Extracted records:

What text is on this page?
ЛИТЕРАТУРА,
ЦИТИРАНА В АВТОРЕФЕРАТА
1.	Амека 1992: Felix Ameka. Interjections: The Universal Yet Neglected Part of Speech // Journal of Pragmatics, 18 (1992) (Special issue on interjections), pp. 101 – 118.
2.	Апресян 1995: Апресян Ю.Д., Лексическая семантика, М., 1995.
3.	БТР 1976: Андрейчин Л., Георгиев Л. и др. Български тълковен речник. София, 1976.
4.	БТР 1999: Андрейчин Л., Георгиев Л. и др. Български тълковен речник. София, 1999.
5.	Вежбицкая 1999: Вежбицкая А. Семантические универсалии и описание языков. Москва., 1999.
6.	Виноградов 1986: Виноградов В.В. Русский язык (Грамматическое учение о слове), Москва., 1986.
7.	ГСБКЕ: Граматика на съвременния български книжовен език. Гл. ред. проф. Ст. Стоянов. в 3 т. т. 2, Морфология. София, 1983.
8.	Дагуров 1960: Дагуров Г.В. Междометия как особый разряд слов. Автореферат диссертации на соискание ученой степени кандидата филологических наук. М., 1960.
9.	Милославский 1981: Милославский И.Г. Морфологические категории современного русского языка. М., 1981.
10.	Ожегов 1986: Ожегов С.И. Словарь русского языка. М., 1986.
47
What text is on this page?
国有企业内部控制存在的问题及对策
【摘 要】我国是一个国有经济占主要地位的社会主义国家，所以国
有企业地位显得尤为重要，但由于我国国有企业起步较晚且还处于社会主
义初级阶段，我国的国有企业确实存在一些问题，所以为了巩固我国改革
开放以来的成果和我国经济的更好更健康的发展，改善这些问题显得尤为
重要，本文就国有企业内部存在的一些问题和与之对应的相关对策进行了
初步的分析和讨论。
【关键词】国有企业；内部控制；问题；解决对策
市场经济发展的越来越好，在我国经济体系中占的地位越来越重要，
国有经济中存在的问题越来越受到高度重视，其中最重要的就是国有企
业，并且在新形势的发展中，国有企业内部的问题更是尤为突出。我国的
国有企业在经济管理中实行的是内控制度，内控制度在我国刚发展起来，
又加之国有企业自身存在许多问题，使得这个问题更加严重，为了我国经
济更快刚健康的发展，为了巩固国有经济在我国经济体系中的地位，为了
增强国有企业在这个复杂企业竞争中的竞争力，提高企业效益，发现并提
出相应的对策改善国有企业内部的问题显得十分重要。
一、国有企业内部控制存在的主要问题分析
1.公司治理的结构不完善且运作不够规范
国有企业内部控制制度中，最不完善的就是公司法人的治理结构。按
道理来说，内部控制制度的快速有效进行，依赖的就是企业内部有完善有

_Objective:_
The records above must be repeated exactly, every one of them.

_Result:_
What text is on this page?
ЛИТЕРАТУРА,
ЦИТИРАНА В АВТОРЕФЕРАТА
1.	Амека 1992: Felix Ameka. Interjections: The Universal Yet Neglected Part of Speech // Journal of Pragmatics, 18 (1992) (Special issue on interjections), pp. 101 – 118.
2.	Апресян 1995: Апресян Ю.Д., Лексическая семантика, М., 1995.
3.	БТР 1976: Андрейчин Л., Георгиев Л. и др. Български тълковен речник. София, 1976.
4.	БТР 1999: Андрейчин Л., Георгиев Л. и др. Български тълковен речник. София, 1999.
5.	Вежбицкая 1999: Вежбицкая А. Семантические универсалии и описание языков. Москва., 1999.
6.	Виноградов 1986: Виноградов В.В. Русский язык (Грамматическое учение о слове), Москва., 1986.
7.	ГСБКЕ: Граматика на съвременния български книжовен език. Гл. ред. проф. Ст. Стоянов. в 3 т. т. 2, Морфология. София, 1983.
8.	Дагуров 1960: Дагуров Г.В. Междометия как особый разряд слов. Автореферат диссертации на соискание ученой степени кандидата филологических наук. М., 1960.
9.	Милославский 1981: Милославский И.Г. Морфологические категории современного русского языка. М., 1981.
10.	Ожегов 1986: Ожегов С.И. Словарь русского языка. М., 1986.
47
What text is on this page?
国有企业内部控制存在的问题及对策
【摘 要】我国是一个国有经济占主要地位的社会主义国家，所以国
有企业地位显得尤为重要，但由于我国国有企业起步较晚且还处于社会主
义初级阶段，我国的国有企业确实存在一些问题，所以为了巩固我国改革
开放以来的成果和我国经济的更好更健康的发展，改善这些问题显得尤为
重要，本文就国有企业内部存在的一些问题和与之对应的相关对策进行了
初步的分析和讨论。
【关键词】国有企业；内部控制；问题；解决对策
市场经济发展的越来越好，在我国经济体系中占的地位越来越重要，
国有经济中存在的问题越来越受到高度重视，其中最重要的就是国有企
业，并且在新形势的发展中，国有企业内部的问题更是尤为突出。我国的
国有企业在经济管理中实行的是内控制度，内控制度在我国刚发展起来，
又加之国有企业自身存在许多问题，使得这个问题更加严重，为了我国经
济更快刚健康的发展，为了巩固国有经济在我国经济体系中的地位，为了
增强国有企业在这个复杂企业竞争中的竞争力，提高企业效益，发现并提
出相应的对策改善国有企业内部的问题显得十分重要。
一、国有企业内部控制存在的主要问题分析
1.公司治理的结构不完善且运作不够规范
国有企业内部控制制度中，最不完善的就是公司法人的治理结构。按
道理来说，内部控制制度的快速有效进行，依赖的就是企业内部有完善有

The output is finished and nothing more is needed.